Stored records

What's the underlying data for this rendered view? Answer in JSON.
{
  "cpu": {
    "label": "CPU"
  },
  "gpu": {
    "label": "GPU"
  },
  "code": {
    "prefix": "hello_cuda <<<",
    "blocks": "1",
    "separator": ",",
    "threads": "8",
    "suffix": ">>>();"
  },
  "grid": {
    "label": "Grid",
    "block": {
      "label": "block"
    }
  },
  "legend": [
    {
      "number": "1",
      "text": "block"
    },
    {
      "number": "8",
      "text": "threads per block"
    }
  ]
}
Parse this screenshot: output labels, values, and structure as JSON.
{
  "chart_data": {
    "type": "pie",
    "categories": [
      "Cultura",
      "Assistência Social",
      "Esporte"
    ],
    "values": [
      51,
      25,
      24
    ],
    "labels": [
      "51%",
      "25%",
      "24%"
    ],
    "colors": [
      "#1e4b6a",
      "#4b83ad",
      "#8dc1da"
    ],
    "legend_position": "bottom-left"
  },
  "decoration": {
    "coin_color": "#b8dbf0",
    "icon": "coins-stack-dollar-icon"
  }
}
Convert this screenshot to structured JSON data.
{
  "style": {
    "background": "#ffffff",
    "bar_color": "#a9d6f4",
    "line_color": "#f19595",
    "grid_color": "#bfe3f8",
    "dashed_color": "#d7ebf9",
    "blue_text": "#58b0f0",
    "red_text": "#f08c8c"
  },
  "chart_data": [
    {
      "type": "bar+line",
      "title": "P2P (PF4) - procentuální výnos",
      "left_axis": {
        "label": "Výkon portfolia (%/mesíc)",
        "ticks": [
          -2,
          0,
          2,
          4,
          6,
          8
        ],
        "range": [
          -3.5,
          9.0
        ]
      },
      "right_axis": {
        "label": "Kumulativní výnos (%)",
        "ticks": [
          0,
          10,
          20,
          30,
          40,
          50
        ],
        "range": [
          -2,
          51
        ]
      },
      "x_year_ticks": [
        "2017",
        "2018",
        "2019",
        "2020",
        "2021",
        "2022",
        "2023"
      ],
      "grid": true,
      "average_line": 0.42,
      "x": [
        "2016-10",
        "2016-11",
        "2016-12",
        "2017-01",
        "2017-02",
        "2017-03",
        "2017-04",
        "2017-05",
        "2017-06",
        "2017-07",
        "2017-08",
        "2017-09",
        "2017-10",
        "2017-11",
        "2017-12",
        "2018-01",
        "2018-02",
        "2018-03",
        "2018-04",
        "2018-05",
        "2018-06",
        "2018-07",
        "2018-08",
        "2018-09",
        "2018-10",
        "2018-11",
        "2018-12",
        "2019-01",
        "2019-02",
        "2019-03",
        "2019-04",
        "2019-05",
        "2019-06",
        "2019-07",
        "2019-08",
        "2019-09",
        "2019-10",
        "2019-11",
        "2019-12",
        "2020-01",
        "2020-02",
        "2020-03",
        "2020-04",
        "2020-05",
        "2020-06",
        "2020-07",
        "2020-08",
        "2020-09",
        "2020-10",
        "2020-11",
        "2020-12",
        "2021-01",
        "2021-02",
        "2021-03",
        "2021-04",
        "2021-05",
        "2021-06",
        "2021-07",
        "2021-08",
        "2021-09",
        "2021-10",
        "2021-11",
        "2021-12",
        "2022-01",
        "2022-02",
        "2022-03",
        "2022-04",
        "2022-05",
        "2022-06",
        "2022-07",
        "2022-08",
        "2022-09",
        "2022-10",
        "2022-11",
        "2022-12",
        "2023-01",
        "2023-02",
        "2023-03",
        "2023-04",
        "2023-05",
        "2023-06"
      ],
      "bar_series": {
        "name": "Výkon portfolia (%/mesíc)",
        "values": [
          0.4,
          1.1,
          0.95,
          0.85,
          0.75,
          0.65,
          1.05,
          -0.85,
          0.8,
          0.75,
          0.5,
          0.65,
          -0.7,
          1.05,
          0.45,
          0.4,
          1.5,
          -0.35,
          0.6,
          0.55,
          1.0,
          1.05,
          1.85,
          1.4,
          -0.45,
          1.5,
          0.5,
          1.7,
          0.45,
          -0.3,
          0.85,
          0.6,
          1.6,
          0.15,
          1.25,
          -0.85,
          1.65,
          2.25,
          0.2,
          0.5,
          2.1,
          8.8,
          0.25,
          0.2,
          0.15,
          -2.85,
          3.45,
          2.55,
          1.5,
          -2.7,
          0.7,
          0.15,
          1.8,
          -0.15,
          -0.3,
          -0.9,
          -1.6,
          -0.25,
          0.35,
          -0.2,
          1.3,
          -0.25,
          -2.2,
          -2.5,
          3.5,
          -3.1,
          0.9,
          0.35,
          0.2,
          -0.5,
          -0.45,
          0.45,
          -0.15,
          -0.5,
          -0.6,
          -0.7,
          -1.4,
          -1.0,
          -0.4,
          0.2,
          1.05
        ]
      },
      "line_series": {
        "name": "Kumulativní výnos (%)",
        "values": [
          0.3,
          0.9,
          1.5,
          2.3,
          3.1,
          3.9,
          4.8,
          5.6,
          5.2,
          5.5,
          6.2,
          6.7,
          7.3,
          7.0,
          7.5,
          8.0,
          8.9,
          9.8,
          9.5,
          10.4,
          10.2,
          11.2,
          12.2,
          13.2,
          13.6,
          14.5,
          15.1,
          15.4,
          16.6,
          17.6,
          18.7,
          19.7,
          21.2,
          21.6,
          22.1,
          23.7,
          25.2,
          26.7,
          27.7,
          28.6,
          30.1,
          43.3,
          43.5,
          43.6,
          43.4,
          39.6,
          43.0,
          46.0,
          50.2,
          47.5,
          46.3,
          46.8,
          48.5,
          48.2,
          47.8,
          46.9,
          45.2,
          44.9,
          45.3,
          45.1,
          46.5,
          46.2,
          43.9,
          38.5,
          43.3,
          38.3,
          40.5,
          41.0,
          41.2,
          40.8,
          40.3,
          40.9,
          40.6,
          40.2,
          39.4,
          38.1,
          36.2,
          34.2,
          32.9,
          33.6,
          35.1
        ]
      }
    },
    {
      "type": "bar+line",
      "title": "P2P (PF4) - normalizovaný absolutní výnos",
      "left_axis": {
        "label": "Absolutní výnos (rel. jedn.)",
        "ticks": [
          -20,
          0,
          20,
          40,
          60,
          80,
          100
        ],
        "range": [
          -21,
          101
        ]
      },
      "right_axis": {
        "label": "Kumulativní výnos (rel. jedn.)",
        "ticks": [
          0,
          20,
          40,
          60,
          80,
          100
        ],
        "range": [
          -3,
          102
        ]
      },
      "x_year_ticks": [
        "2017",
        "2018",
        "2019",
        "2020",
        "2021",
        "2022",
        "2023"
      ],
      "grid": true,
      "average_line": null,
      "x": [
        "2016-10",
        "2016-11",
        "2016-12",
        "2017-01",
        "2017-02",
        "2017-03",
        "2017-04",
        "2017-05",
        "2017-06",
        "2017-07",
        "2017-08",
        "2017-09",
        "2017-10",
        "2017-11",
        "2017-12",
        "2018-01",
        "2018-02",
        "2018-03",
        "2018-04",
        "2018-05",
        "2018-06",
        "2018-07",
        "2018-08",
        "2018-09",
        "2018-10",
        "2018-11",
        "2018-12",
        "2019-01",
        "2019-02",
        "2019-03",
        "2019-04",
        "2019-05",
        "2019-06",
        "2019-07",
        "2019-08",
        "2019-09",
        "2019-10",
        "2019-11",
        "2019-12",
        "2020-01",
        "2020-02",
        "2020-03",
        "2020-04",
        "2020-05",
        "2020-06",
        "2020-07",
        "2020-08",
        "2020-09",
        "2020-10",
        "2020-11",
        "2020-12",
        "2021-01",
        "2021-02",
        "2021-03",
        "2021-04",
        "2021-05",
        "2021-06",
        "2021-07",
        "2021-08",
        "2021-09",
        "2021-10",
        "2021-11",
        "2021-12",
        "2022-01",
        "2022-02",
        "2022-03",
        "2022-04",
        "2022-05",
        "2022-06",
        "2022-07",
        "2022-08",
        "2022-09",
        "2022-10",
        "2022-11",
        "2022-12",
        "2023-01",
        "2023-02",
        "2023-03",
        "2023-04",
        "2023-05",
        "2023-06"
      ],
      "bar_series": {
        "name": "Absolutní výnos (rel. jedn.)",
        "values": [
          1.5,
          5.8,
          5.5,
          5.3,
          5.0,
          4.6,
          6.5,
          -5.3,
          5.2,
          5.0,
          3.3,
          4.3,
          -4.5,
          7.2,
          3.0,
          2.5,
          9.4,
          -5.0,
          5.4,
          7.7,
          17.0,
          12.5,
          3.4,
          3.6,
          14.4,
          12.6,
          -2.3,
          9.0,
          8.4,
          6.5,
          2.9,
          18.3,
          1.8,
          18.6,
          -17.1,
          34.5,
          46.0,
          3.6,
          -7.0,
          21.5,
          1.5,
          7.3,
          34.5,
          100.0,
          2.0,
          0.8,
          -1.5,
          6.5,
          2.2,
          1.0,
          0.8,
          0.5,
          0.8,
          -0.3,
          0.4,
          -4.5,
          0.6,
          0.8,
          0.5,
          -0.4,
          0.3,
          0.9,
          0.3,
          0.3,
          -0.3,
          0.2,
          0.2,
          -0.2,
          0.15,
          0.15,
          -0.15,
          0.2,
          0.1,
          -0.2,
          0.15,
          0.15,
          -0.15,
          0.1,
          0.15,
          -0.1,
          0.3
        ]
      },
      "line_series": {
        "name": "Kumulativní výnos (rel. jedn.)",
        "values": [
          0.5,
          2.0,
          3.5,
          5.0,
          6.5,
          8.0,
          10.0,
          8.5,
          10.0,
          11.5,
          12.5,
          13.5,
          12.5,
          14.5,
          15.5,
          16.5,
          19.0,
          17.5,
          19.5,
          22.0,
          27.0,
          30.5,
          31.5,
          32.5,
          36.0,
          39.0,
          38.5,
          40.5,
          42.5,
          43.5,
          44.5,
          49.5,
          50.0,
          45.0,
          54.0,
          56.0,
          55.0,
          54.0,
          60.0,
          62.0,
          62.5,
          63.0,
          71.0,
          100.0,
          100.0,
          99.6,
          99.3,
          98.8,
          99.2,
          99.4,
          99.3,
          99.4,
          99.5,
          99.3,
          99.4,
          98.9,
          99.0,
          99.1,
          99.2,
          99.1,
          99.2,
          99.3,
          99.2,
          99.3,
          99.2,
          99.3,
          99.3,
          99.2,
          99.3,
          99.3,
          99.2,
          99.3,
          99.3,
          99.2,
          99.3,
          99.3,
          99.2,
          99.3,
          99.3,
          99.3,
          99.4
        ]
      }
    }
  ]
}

WRITTEN PROBLEM
Extract each line from the entries above that contains the string "portfolia".

THE RESPONSE
        "label": "Výkon portfolia (%/mesíc)",
        "name": "Výkon portfolia (%/mesíc)",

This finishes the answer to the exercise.